• Task to carry out: Repeat the listing that follows, character for character, minus the pictures.

-- Begin --

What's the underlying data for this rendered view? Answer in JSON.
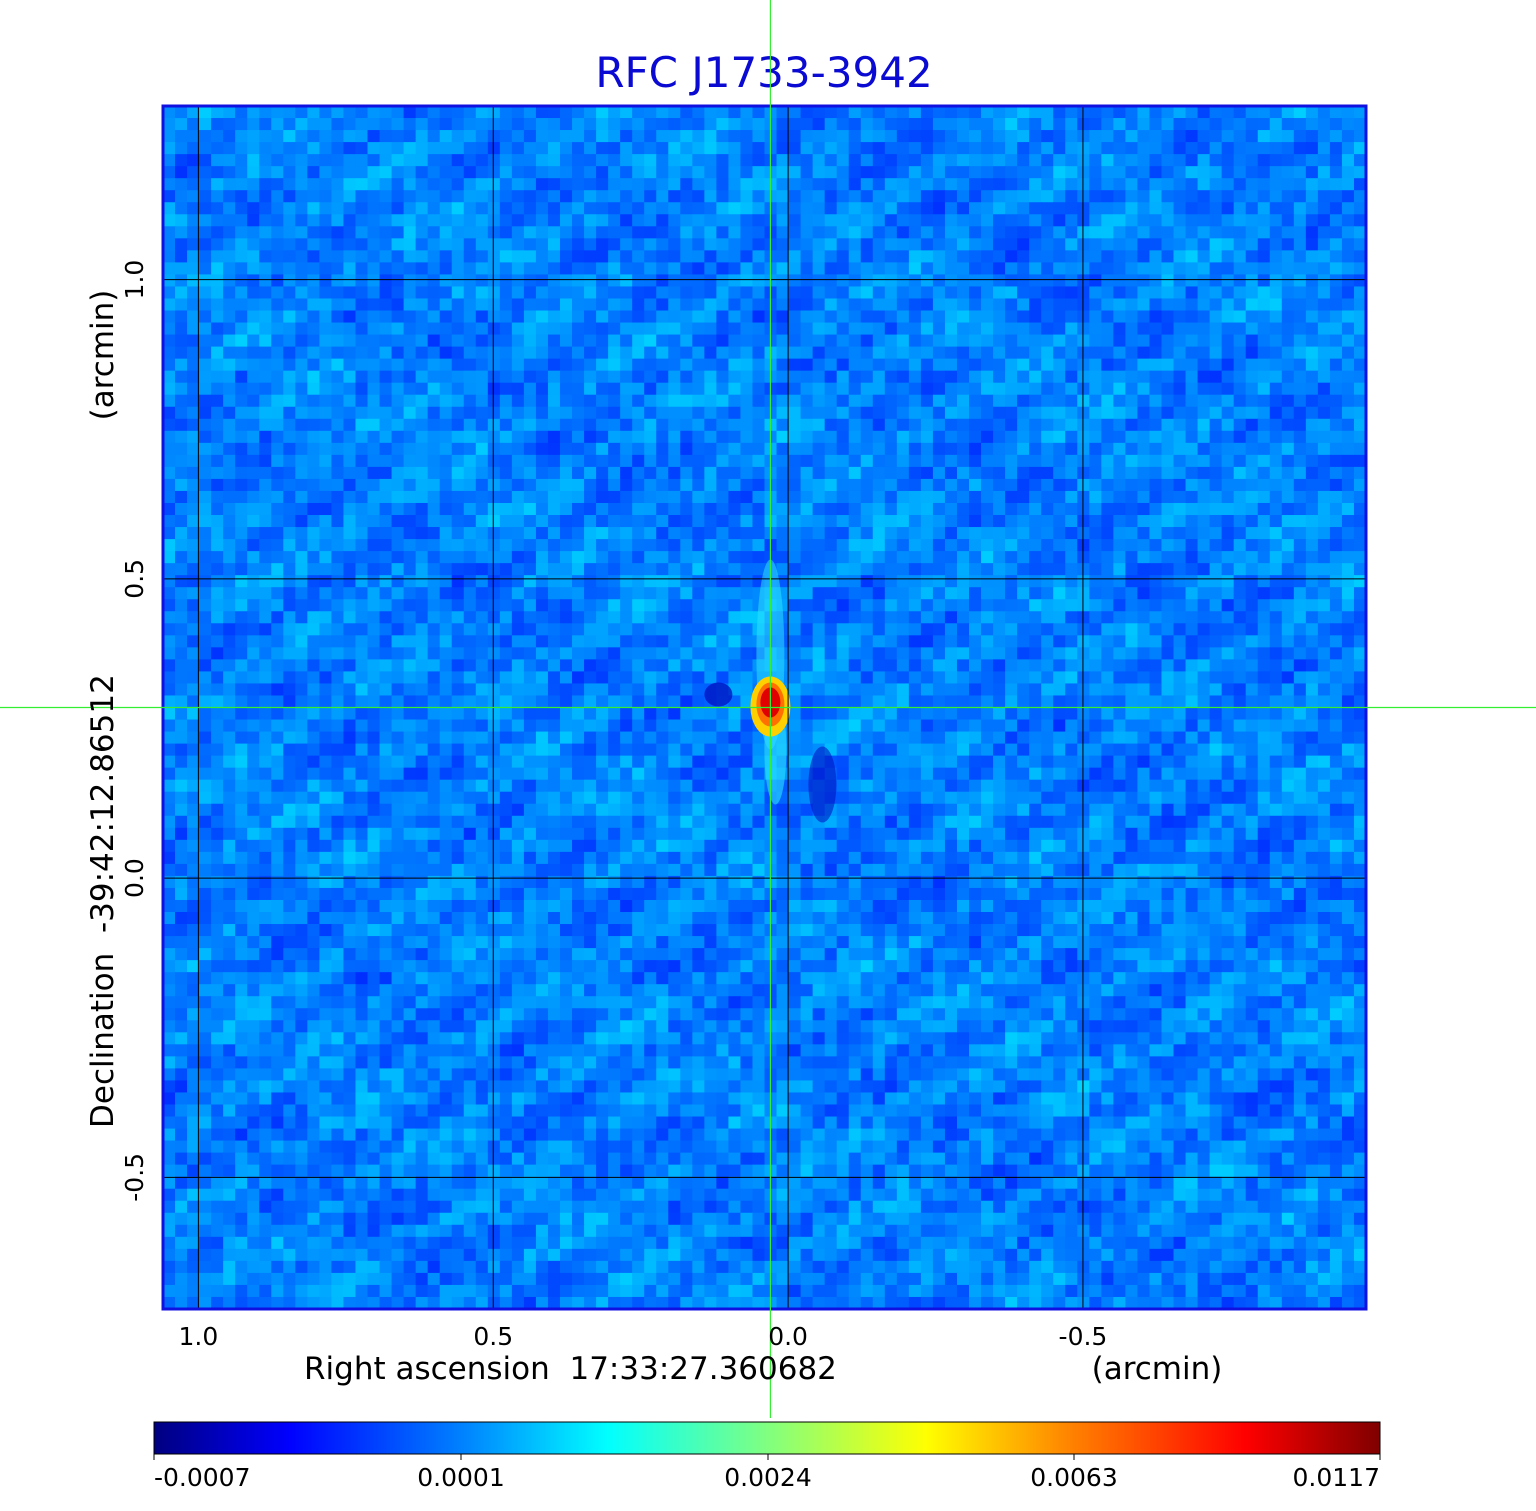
{
  "chart_data": {
    "type": "heatmap",
    "title": "RFC J1733-3942",
    "xlabel": "Right ascension  17:33:27.360682",
    "xlabel_unit": "(arcmin)",
    "ylabel": "Declination  -39:42:12.86512",
    "ylabel_unit": "(arcmin)",
    "x_ticks": [
      1.0,
      0.5,
      0.0,
      -0.5
    ],
    "x_tick_labels": [
      "1.0",
      "0.5",
      "0.0",
      "-0.5"
    ],
    "y_ticks": [
      1.0,
      0.5,
      0.0,
      -0.5
    ],
    "y_tick_labels": [
      "1.0",
      "0.5",
      "0.0",
      "-0.5"
    ],
    "xlim": [
      1.06,
      -0.98
    ],
    "ylim": [
      -0.72,
      1.29
    ],
    "grid": true,
    "crosshair": {
      "x": 0.03,
      "y": 0.285
    },
    "source_peak": {
      "x": 0.03,
      "y": 0.29,
      "value": 0.0117
    },
    "colorbar": {
      "tick_labels": [
        "-0.0007",
        "0.0001",
        "0.0024",
        "0.0063",
        "0.0117"
      ],
      "colormap": "jet",
      "range": [
        -0.0007,
        0.0117
      ]
    },
    "colors": {
      "title": "#0a0ad2",
      "frame": "#1010e0",
      "crosshair": "#33ee33",
      "grid": "#000000"
    }
  }
}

-- End --

• Written answer:
What's the underlying data for this rendered view? Answer in JSON.
{
  "chart_data": {
    "type": "heatmap",
    "title": "RFC J1733-3942",
    "xlabel": "Right ascension  17:33:27.360682",
    "xlabel_unit": "(arcmin)",
    "ylabel": "Declination  -39:42:12.86512",
    "ylabel_unit": "(arcmin)",
    "x_ticks": [
      1.0,
      0.5,
      0.0,
      -0.5
    ],
    "x_tick_labels": [
      "1.0",
      "0.5",
      "0.0",
      "-0.5"
    ],
    "y_ticks": [
      1.0,
      0.5,
      0.0,
      -0.5
    ],
    "y_tick_labels": [
      "1.0",
      "0.5",
      "0.0",
      "-0.5"
    ],
    "xlim": [
      1.06,
      -0.98
    ],
    "ylim": [
      -0.72,
      1.29
    ],
    "grid": true,
    "crosshair": {
      "x": 0.03,
      "y": 0.285
    },
    "source_peak": {
      "x": 0.03,
      "y": 0.29,
      "value": 0.0117
    },
    "colorbar": {
      "tick_labels": [
        "-0.0007",
        "0.0001",
        "0.0024",
        "0.0063",
        "0.0117"
      ],
      "colormap": "jet",
      "range": [
        -0.0007,
        0.0117
      ]
    },
    "colors": {
      "title": "#0a0ad2",
      "frame": "#1010e0",
      "crosshair": "#33ee33",
      "grid": "#000000"
    }
  }
}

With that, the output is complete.